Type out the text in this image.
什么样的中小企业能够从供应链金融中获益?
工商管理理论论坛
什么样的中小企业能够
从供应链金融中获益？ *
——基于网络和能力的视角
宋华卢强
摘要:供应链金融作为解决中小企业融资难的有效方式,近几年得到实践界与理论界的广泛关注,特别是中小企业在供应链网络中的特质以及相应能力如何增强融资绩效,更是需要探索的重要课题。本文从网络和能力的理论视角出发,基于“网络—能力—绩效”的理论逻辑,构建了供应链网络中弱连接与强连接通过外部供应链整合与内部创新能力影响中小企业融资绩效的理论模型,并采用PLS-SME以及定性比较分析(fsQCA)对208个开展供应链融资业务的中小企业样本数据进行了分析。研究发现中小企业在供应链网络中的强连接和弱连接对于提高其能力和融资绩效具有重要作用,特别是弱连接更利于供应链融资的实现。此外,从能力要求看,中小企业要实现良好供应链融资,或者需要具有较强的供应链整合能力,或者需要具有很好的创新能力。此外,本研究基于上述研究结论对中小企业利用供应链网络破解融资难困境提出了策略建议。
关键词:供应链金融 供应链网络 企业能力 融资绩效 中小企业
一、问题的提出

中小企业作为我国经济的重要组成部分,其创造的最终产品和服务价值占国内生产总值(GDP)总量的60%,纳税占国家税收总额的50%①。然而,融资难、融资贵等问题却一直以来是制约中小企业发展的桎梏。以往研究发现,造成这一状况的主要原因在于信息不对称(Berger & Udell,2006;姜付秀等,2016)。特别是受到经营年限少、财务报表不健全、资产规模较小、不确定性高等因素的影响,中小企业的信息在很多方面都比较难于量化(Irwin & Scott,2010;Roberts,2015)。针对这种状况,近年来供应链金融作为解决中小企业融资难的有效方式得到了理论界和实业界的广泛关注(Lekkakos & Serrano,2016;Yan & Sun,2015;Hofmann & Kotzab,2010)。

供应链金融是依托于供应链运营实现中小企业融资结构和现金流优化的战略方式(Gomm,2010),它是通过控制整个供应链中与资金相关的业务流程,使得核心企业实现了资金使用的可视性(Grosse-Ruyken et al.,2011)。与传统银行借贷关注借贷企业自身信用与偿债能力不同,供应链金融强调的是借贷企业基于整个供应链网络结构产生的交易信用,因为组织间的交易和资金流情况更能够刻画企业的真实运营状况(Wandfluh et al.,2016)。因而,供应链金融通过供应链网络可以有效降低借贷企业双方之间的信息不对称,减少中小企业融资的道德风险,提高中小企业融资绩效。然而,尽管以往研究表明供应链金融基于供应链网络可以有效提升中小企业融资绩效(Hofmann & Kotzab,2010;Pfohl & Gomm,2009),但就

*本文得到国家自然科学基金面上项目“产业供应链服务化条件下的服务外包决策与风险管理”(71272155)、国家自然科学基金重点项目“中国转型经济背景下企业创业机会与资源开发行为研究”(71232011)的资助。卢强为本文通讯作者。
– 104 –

....

### INSTRUCTIONS TO FOLLOW
Go over the records above and tally the lines with the word "Kotzab" in them. Give the number alone.

### CORRECT ANSWER
2